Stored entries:

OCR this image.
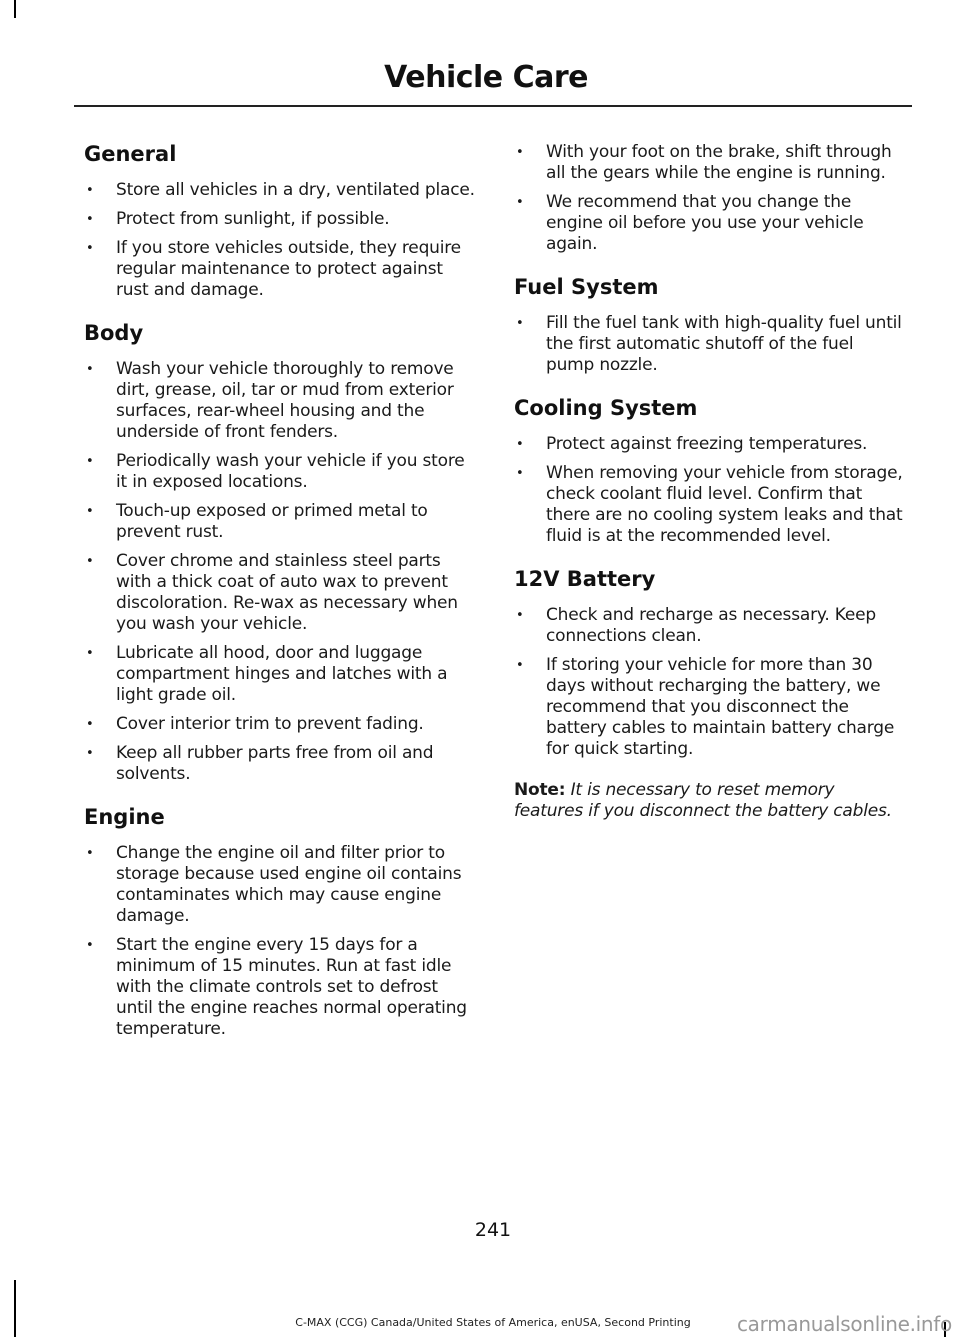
Vehicle Care
General
• Store all vehicles in a dry, ventilated place.
• Protect from sunlight, if possible.
• If you store vehicles outside, they require regular maintenance to protect against rust and damage.
Body
• Wash your vehicle thoroughly to remove dirt, grease, oil, tar or mud from exterior surfaces, rear-wheel housing and the underside of front fenders.
• Periodically wash your vehicle if you store it in exposed locations.
• Touch-up exposed or primed metal to prevent rust.
• Cover chrome and stainless steel parts with a thick coat of auto wax to prevent discoloration. Re-wax as necessary when you wash your vehicle.
• Lubricate all hood, door and luggage compartment hinges and latches with a light grade oil.
• Cover interior trim to prevent fading.
• Keep all rubber parts free from oil and solvents.
Engine
• Change the engine oil and filter prior to storage because used engine oil contains contaminates which may cause engine damage.
• Start the engine every 15 days for a minimum of 15 minutes. Run at fast idle with the climate controls set to defrost until the engine reaches normal operating temperature.
• With your foot on the brake, shift through all the gears while the engine is running.
• We recommend that you change the engine oil before you use your vehicle again.
Fuel System
• Fill the fuel tank with high-quality fuel until the first automatic shutoff of the fuel pump nozzle.
Cooling System
• Protect against freezing temperatures.
• When removing your vehicle from storage, check coolant fluid level. Confirm that there are no cooling system leaks and that fluid is at the recommended level.
12V Battery
• Check and recharge as necessary. Keep connections clean.
• If storing your vehicle for more than 30 days without recharging the battery, we recommend that you disconnect the battery cables to maintain battery charge for quick starting.
Note: It is necessary to reset memory features if you disconnect the battery cables.
241
C-MAX (CCG) Canada/United States of America, enUSA, Second Printing	carmanualsonline.info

▸ REQUEST
Without including any pictures, please restate all the records exactly.

▸ ANSWER TO THIS EXERCISE
OCR this image.
Vehicle Care
General
• Store all vehicles in a dry, ventilated place.
• Protect from sunlight, if possible.
• If you store vehicles outside, they require regular maintenance to protect against rust and damage.
Body
• Wash your vehicle thoroughly to remove dirt, grease, oil, tar or mud from exterior surfaces, rear-wheel housing and the underside of front fenders.
• Periodically wash your vehicle if you store it in exposed locations.
• Touch-up exposed or primed metal to prevent rust.
• Cover chrome and stainless steel parts with a thick coat of auto wax to prevent discoloration. Re-wax as necessary when you wash your vehicle.
• Lubricate all hood, door and luggage compartment hinges and latches with a light grade oil.
• Cover interior trim to prevent fading.
• Keep all rubber parts free from oil and solvents.
Engine
• Change the engine oil and filter prior to storage because used engine oil contains contaminates which may cause engine damage.
• Start the engine every 15 days for a minimum of 15 minutes. Run at fast idle with the climate controls set to defrost until the engine reaches normal operating temperature.
• With your foot on the brake, shift through all the gears while the engine is running.
• We recommend that you change the engine oil before you use your vehicle again.
Fuel System
• Fill the fuel tank with high-quality fuel until the first automatic shutoff of the fuel pump nozzle.
Cooling System
• Protect against freezing temperatures.
• When removing your vehicle from storage, check coolant fluid level. Confirm that there are no cooling system leaks and that fluid is at the recommended level.
12V Battery
• Check and recharge as necessary. Keep connections clean.
• If storing your vehicle for more than 30 days without recharging the battery, we recommend that you disconnect the battery cables to maintain battery charge for quick starting.
Note: It is necessary to reset memory features if you disconnect the battery cables.
241
C-MAX (CCG) Canada/United States of America, enUSA, Second Printing	carmanualsonline.info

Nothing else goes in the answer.